## START DATA RECORDS

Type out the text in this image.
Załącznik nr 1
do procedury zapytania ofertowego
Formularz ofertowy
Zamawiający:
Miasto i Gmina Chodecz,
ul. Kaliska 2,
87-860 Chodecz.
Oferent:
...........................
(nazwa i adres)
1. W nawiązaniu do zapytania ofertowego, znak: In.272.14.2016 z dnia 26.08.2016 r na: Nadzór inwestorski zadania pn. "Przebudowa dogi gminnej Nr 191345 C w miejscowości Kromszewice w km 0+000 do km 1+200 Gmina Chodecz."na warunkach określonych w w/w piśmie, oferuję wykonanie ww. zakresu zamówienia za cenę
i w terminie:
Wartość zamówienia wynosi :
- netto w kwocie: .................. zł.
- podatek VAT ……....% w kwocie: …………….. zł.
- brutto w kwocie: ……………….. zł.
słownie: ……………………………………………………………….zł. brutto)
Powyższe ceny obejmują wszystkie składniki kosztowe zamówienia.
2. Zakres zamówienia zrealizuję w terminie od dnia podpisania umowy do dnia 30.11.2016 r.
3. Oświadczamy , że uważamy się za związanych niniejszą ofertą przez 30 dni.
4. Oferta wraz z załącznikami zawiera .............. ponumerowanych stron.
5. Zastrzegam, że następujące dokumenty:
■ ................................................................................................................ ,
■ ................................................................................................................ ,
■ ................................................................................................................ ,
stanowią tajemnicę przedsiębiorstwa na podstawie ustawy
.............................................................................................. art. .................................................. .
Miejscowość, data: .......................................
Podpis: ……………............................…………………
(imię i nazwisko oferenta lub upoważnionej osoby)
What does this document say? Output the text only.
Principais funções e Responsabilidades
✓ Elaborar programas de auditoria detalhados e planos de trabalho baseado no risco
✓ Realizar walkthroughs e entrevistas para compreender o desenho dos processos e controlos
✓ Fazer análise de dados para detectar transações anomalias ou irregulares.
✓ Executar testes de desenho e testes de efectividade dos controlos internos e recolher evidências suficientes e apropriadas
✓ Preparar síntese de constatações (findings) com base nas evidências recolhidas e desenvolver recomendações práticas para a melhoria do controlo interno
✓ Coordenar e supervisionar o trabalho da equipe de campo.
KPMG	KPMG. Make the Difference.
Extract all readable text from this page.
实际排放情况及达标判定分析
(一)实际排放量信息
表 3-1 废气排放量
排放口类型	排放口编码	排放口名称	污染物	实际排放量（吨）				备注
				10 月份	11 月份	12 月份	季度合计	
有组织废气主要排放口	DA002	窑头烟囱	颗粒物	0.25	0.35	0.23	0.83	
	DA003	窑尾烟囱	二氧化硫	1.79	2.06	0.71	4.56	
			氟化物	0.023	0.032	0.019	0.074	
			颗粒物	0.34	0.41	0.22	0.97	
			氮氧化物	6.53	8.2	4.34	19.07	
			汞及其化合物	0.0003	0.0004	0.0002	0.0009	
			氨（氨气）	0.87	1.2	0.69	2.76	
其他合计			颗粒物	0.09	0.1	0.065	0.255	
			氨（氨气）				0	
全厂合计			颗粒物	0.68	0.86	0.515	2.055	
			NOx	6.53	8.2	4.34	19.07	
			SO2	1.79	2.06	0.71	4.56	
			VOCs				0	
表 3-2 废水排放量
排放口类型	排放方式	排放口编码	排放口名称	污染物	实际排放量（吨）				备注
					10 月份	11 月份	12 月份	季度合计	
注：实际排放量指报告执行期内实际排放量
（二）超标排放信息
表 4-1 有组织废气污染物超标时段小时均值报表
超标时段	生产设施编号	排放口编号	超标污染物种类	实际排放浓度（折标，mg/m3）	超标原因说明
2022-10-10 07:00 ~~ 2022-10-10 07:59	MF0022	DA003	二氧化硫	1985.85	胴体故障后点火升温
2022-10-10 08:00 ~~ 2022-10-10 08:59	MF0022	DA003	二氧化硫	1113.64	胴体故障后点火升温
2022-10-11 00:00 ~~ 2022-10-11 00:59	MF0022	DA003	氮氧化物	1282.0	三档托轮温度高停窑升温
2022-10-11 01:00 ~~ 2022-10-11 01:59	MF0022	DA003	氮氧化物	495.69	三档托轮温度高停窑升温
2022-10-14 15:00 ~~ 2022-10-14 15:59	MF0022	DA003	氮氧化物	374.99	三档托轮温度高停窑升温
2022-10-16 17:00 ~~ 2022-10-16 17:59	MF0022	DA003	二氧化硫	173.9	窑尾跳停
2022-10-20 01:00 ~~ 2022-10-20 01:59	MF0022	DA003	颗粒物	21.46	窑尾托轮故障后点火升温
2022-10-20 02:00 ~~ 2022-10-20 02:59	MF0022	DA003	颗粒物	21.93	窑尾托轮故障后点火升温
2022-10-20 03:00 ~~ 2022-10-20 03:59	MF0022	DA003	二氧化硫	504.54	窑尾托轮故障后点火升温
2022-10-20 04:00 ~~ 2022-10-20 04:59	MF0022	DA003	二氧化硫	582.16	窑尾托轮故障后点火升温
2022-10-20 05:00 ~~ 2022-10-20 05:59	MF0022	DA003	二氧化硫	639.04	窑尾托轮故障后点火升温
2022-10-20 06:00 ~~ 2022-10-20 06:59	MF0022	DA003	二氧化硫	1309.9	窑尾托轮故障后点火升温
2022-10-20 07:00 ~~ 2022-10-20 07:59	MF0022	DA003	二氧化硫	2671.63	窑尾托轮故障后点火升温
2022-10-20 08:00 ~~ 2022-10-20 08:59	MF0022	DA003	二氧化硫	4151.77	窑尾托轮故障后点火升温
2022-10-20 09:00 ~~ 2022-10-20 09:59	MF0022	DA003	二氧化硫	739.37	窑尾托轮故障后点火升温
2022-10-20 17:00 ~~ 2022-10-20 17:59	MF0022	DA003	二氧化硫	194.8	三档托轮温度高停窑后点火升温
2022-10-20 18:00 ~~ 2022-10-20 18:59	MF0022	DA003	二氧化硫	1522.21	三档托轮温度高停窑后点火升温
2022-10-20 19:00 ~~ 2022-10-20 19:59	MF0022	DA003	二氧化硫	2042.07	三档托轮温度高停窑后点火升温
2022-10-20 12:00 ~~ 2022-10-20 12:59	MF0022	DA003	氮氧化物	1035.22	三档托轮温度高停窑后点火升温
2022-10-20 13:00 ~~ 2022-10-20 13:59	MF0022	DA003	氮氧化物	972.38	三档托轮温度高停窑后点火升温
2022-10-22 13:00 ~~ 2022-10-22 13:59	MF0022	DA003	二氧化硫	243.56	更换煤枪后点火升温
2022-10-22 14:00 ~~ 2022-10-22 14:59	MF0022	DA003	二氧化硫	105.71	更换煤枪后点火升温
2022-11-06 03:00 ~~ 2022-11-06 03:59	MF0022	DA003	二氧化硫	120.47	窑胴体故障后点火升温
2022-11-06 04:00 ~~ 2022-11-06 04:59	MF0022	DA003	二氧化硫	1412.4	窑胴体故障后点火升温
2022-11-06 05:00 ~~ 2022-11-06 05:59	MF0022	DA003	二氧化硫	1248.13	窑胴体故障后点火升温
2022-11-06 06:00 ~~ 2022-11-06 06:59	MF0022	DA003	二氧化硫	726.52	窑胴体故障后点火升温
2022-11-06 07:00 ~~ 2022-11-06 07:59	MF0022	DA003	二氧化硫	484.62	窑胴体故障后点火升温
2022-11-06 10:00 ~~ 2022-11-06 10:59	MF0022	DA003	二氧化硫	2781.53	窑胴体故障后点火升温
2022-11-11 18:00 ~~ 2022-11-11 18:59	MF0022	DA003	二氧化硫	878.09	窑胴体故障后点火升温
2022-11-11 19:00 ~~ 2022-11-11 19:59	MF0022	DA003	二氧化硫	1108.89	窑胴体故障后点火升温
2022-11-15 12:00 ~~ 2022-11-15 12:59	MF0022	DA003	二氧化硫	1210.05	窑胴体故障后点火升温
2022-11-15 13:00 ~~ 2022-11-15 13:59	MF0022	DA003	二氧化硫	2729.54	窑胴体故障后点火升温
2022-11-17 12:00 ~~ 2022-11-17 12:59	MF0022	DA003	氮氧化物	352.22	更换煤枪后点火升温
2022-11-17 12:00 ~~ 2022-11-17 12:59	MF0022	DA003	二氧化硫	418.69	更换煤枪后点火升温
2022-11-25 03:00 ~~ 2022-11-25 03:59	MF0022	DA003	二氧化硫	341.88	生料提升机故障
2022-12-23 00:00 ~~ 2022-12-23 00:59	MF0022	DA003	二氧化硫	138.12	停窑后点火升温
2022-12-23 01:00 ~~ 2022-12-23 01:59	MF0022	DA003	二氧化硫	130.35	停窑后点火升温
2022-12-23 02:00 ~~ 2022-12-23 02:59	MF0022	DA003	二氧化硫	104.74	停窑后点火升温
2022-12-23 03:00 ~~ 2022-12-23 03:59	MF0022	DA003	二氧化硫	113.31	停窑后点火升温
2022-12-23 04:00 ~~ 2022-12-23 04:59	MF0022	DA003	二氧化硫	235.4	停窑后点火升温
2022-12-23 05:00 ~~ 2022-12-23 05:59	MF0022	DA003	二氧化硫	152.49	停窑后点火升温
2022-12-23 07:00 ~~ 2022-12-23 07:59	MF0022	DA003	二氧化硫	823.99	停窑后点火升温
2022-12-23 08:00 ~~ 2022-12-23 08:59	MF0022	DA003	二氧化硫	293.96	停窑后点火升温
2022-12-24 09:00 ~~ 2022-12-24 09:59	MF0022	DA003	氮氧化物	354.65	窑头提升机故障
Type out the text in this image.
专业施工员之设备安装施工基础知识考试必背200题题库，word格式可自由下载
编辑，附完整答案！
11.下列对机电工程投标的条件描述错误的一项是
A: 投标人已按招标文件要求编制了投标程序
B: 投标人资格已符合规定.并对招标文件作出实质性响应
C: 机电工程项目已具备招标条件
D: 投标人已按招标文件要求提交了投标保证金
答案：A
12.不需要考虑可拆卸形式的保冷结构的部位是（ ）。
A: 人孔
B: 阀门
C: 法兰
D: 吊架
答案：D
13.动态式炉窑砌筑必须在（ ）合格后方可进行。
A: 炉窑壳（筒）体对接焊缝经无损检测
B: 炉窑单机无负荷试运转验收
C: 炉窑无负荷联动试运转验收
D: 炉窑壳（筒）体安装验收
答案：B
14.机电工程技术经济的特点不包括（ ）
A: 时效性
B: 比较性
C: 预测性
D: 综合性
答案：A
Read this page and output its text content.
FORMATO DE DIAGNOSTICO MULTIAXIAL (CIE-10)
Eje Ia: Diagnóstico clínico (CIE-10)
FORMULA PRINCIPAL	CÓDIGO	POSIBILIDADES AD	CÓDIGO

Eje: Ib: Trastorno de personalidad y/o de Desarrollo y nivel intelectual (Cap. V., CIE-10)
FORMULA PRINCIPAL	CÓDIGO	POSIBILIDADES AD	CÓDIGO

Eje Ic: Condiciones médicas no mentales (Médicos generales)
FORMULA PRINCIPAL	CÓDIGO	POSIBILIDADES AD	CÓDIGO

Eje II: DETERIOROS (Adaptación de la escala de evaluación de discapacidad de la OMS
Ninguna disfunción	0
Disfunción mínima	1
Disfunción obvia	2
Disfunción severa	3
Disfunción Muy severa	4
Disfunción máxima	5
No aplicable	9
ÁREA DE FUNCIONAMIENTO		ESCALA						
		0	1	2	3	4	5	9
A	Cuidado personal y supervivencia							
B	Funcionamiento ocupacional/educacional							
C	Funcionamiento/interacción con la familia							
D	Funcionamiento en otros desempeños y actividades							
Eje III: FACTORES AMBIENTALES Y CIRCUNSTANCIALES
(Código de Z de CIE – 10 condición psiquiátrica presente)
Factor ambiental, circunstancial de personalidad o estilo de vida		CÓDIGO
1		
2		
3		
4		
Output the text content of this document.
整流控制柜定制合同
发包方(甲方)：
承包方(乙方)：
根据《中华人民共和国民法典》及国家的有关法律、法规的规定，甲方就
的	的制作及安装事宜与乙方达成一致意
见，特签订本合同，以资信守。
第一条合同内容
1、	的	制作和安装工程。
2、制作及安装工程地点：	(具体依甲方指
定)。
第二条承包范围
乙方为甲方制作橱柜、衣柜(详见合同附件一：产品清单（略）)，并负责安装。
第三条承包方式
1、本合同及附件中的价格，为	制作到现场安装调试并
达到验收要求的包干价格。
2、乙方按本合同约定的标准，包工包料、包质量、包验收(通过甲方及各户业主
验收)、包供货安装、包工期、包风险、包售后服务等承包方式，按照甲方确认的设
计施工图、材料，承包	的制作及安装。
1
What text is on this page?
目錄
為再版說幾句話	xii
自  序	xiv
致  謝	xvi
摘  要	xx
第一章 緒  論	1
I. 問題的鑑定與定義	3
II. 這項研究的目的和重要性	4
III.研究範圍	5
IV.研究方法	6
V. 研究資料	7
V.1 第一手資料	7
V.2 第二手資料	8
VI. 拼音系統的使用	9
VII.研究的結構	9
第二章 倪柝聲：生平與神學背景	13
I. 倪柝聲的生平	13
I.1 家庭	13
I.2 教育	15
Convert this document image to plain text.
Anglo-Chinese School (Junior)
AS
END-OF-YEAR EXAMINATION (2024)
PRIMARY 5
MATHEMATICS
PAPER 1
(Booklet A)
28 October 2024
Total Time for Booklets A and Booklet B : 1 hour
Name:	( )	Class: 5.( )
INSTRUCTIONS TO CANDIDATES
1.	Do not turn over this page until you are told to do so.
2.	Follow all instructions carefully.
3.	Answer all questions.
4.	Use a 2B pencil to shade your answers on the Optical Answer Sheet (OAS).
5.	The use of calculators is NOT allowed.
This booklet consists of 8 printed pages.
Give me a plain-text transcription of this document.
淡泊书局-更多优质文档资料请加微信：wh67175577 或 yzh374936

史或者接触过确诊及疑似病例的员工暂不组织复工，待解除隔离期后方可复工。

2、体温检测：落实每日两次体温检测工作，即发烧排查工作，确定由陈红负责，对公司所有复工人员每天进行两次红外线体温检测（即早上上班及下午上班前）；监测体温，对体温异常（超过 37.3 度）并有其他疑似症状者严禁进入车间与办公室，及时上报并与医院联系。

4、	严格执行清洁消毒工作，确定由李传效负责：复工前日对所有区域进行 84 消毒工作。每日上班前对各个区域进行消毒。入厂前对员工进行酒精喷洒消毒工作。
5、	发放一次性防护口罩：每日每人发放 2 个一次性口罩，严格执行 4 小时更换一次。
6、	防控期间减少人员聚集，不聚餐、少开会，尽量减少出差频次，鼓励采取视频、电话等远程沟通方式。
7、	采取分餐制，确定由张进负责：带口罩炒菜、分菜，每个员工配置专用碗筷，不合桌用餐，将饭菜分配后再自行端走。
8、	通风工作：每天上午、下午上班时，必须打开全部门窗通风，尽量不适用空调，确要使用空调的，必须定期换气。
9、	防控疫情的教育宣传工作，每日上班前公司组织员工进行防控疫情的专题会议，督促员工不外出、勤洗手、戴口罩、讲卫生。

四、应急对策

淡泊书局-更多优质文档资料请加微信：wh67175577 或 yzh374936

## END DATA RECORDS

_SET TASK_. Copy each line of the records that contains the word "desenho".

_WRITTEN RESPONSE_.
✓ Realizar walkthroughs e entrevistas para compreender o desenho dos processos e controlos
✓ Executar testes de desenho e testes de efectividade dos controlos internos e recolher evidências suficientes e apropriadas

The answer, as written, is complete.